── Text provided ──

Brief recap: I’ve been using Last.fm to keep track of the music I listen to for over ten years. This has provided me with the oportunity to inspect, analyze and visualize my data in search for patterns and interesting trends. Some of the previous work includes: artists wordclods, map-masked artist wordclouds, polar-plot playcounts over time of day, and artists’ transitions networks.

After playing a bit more with my last.fm dataset, I realized I hadn’t really found any good way to show artists’ playcounts over time. All of the other visualizations I had done before are static snapshots of agregated playcounts, so I became interested in figuring out a way to show the temporal information of the data. This, however, required some thinking and time to develop, as it required compressing a lot of temporal information into a single panel.

Initially, I was thinking of doing some simple scatterplots with dots to mark the times at which artists had been played over time. This wasn’t too bad but the dots overlapped heavily and were not very appealing. After a couple of tests, I figured doing a thin line on every play, with low opacity could do the trick. This turned out to be a good idea, as it made the information more visible and appealing, so I pursued that avenue for the panel.

───

Short problem
Summarize the Last.fm listening-data text above in two sentences.

── Dataset content ──

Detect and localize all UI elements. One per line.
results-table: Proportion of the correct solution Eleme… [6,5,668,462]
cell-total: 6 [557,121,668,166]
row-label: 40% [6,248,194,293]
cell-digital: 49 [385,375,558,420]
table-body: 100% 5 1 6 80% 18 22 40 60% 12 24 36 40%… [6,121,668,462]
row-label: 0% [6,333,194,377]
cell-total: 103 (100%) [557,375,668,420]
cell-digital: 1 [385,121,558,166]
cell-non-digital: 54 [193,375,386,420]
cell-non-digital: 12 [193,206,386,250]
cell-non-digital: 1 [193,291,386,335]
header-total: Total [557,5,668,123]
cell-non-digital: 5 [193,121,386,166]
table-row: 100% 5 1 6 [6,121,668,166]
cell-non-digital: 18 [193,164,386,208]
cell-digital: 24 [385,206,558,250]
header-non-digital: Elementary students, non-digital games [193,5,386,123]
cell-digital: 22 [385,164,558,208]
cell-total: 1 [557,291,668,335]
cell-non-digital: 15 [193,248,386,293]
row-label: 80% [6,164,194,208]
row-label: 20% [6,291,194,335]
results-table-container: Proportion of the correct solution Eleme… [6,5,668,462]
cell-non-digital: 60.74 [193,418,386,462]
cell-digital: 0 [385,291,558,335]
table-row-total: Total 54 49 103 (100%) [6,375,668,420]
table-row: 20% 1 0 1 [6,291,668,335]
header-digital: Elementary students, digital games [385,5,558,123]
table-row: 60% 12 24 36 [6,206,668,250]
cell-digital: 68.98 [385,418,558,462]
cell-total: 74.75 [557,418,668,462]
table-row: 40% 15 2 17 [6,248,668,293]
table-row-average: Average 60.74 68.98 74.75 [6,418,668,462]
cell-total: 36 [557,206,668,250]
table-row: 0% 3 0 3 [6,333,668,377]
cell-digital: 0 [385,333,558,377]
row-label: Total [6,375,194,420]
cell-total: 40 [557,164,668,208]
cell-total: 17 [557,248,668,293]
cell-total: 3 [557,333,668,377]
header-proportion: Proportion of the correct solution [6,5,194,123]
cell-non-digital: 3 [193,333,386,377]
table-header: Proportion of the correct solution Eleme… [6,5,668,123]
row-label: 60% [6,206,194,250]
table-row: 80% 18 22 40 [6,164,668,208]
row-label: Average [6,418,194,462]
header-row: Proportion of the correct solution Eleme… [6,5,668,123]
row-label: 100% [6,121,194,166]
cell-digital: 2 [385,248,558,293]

───

Complete response
After more than ten years of tracking listening on Last.fm and making static visualizations of aggregated playcounts, the writer wanted a way to show artists' playcounts over time. Scatterplot dots overlapped heavily and were unappealing, so the writer switched to drawing a thin, low-opacity line for every play, which made the information more visible and appealing.